**Written exercise**
Each entry below should be echoed exactly, with pictures omitted.
◇ ◇ ◇ ◇
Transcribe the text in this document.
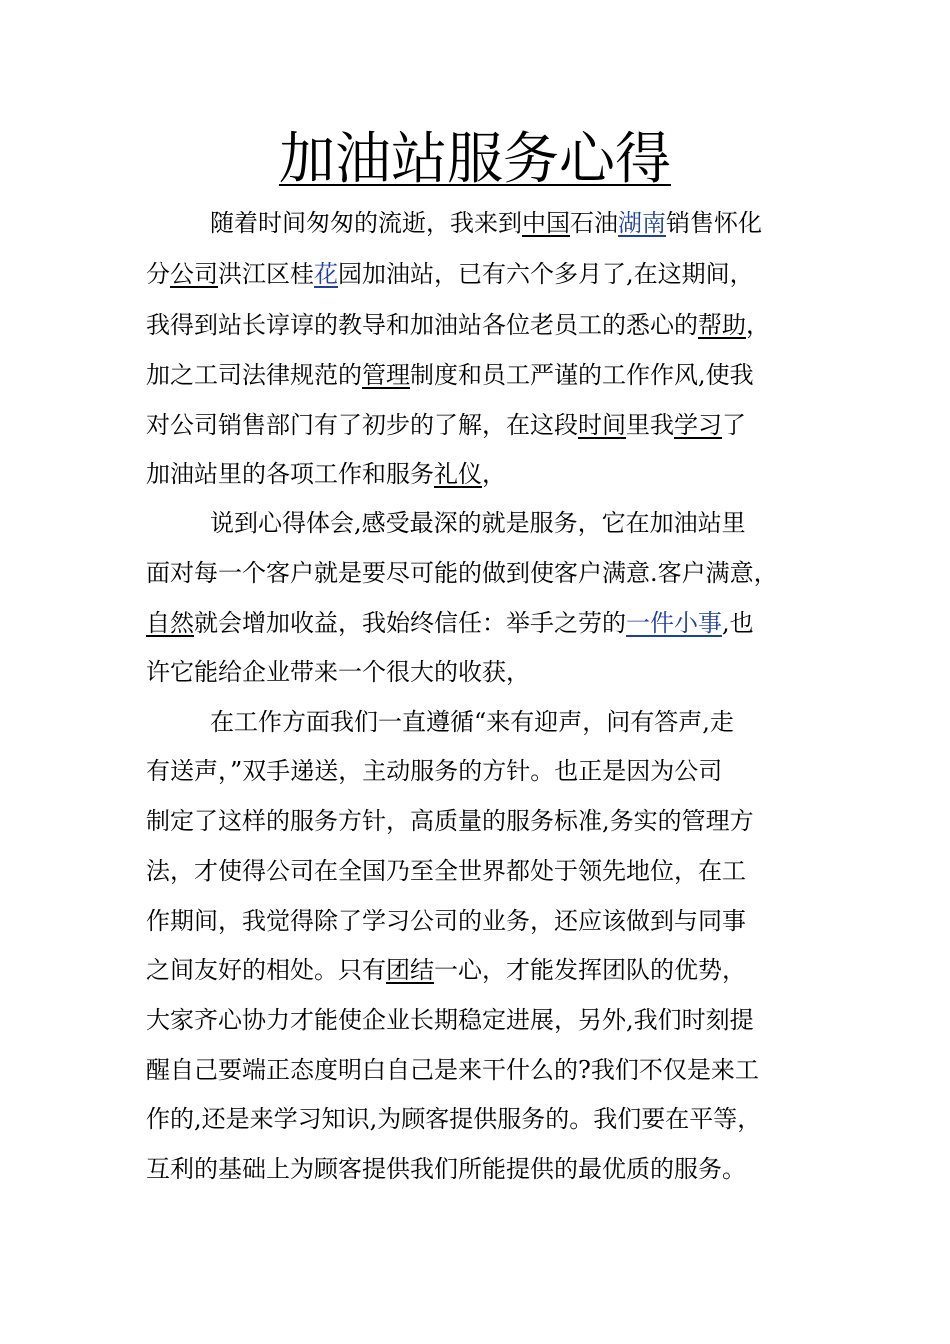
加油站服务心得
随着时间匆匆的流逝，我来到中国石油湖南销售怀化
分公司洪江区桂花园加油站，已有六个多月了,在这期间，
我得到站长谆谆的教导和加油站各位老员工的悉心的帮助，
加之工司法律规范的管理制度和员工严谨的工作作风,使我
对公司销售部门有了初步的了解，在这段时间里我学习了
加油站里的各项工作和服务礼仪，
说到心得体会,感受最深的就是服务，它在加油站里
面对每一个客户就是要尽可能的做到使客户满意.客户满意，
自然就会增加收益，我始终信任：举手之劳的一件小事,也
许它能给企业带来一个很大的收获，
在工作方面我们一直遵循“来有迎声，问有答声,走
有送声，”双手递送，主动服务的方针。也正是因为公司
制定了这样的服务方针，高质量的服务标准,务实的管理方
法，才使得公司在全国乃至全世界都处于领先地位，在工
作期间，我觉得除了学习公司的业务，还应该做到与同事
之间友好的相处。只有团结一心，才能发挥团队的优势，
大家齐心协力才能使企业长期稳定进展，另外,我们时刻提
醒自己要端正态度明白自己是来干什么的?我们不仅是来工
作的,还是来学习知识,为顾客提供服务的。我们要在平等，
互利的基础上为顾客提供我们所能提供的最优质的服务。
◇ ◇ ◇ ◇
**Task response**
Transcribe the text in this document.
加油站服务心得
随着时间匆匆的流逝，我来到中国石油湖南销售怀化
分公司洪江区桂花园加油站，已有六个多月了,在这期间，
我得到站长谆谆的教导和加油站各位老员工的悉心的帮助，
加之工司法律规范的管理制度和员工严谨的工作作风,使我
对公司销售部门有了初步的了解，在这段时间里我学习了
加油站里的各项工作和服务礼仪，
说到心得体会,感受最深的就是服务，它在加油站里
面对每一个客户就是要尽可能的做到使客户满意.客户满意，
自然就会增加收益，我始终信任：举手之劳的一件小事,也
许它能给企业带来一个很大的收获，
在工作方面我们一直遵循“来有迎声，问有答声,走
有送声，”双手递送，主动服务的方针。也正是因为公司
制定了这样的服务方针，高质量的服务标准,务实的管理方
法，才使得公司在全国乃至全世界都处于领先地位，在工
作期间，我觉得除了学习公司的业务，还应该做到与同事
之间友好的相处。只有团结一心，才能发挥团队的优势，
大家齐心协力才能使企业长期稳定进展，另外,我们时刻提
醒自己要端正态度明白自己是来干什么的?我们不仅是来工
作的,还是来学习知识,为顾客提供服务的。我们要在平等，
互利的基础上为顾客提供我们所能提供的最优质的服务。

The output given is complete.